— What the exercise asks —
Print the records below exactly as they appear.

— Stored records —
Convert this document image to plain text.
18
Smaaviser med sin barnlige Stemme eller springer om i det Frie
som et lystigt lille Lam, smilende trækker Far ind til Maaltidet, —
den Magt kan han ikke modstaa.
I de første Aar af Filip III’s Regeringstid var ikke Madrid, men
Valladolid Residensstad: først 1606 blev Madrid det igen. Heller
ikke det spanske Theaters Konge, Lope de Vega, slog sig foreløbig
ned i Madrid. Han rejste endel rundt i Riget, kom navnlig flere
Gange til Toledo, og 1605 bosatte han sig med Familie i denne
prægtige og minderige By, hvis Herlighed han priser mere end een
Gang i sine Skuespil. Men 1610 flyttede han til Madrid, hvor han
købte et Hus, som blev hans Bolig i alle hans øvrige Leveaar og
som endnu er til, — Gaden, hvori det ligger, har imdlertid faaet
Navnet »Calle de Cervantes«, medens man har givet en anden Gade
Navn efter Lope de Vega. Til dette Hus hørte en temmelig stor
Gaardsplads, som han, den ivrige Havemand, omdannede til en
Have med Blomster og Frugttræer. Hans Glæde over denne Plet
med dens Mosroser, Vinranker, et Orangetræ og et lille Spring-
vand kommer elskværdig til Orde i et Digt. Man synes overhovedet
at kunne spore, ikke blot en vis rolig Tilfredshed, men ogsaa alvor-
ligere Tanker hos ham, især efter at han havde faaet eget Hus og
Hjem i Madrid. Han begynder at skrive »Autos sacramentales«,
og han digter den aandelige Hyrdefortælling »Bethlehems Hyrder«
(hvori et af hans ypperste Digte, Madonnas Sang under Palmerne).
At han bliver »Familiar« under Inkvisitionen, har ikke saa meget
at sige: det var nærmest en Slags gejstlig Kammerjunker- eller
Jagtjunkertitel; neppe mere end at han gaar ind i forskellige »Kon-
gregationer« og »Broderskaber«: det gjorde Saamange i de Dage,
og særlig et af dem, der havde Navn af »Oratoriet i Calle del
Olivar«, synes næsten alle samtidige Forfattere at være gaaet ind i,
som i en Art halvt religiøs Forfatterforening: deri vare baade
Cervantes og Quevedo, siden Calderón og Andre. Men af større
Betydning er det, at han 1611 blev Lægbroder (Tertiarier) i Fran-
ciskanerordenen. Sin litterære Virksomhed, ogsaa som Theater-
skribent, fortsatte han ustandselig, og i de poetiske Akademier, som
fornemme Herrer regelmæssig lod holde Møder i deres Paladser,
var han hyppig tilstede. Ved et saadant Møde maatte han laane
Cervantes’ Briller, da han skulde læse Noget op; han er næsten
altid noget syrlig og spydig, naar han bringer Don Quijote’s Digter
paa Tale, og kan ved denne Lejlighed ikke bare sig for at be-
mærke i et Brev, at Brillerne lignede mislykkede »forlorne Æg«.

— Response below —
Convert this document image to plain text.
18
Smaaviser med sin barnlige Stemme eller springer om i det Frie
som et lystigt lille Lam, smilende trækker Far ind til Maaltidet, —
den Magt kan han ikke modstaa.
I de første Aar af Filip III’s Regeringstid var ikke Madrid, men
Valladolid Residensstad: først 1606 blev Madrid det igen. Heller
ikke det spanske Theaters Konge, Lope de Vega, slog sig foreløbig
ned i Madrid. Han rejste endel rundt i Riget, kom navnlig flere
Gange til Toledo, og 1605 bosatte han sig med Familie i denne
prægtige og minderige By, hvis Herlighed han priser mere end een
Gang i sine Skuespil. Men 1610 flyttede han til Madrid, hvor han
købte et Hus, som blev hans Bolig i alle hans øvrige Leveaar og
som endnu er til, — Gaden, hvori det ligger, har imdlertid faaet
Navnet »Calle de Cervantes«, medens man har givet en anden Gade
Navn efter Lope de Vega. Til dette Hus hørte en temmelig stor
Gaardsplads, som han, den ivrige Havemand, omdannede til en
Have med Blomster og Frugttræer. Hans Glæde over denne Plet
med dens Mosroser, Vinranker, et Orangetræ og et lille Spring-
vand kommer elskværdig til Orde i et Digt. Man synes overhovedet
at kunne spore, ikke blot en vis rolig Tilfredshed, men ogsaa alvor-
ligere Tanker hos ham, især efter at han havde faaet eget Hus og
Hjem i Madrid. Han begynder at skrive »Autos sacramentales«,
og han digter den aandelige Hyrdefortælling »Bethlehems Hyrder«
(hvori et af hans ypperste Digte, Madonnas Sang under Palmerne).
At han bliver »Familiar« under Inkvisitionen, har ikke saa meget
at sige: det var nærmest en Slags gejstlig Kammerjunker- eller
Jagtjunkertitel; neppe mere end at han gaar ind i forskellige »Kon-
gregationer« og »Broderskaber«: det gjorde Saamange i de Dage,
og særlig et af dem, der havde Navn af »Oratoriet i Calle del
Olivar«, synes næsten alle samtidige Forfattere at være gaaet ind i,
som i en Art halvt religiøs Forfatterforening: deri vare baade
Cervantes og Quevedo, siden Calderón og Andre. Men af større
Betydning er det, at han 1611 blev Lægbroder (Tertiarier) i Fran-
ciskanerordenen. Sin litterære Virksomhed, ogsaa som Theater-
skribent, fortsatte han ustandselig, og i de poetiske Akademier, som
fornemme Herrer regelmæssig lod holde Møder i deres Paladser,
var han hyppig tilstede. Ved et saadant Møde maatte han laane
Cervantes’ Briller, da han skulde læse Noget op; han er næsten
altid noget syrlig og spydig, naar han bringer Don Quijote’s Digter
paa Tale, og kan ved denne Lejlighed ikke bare sig for at be-
mærke i et Brev, at Brillerne lignede mislykkede »forlorne Æg«.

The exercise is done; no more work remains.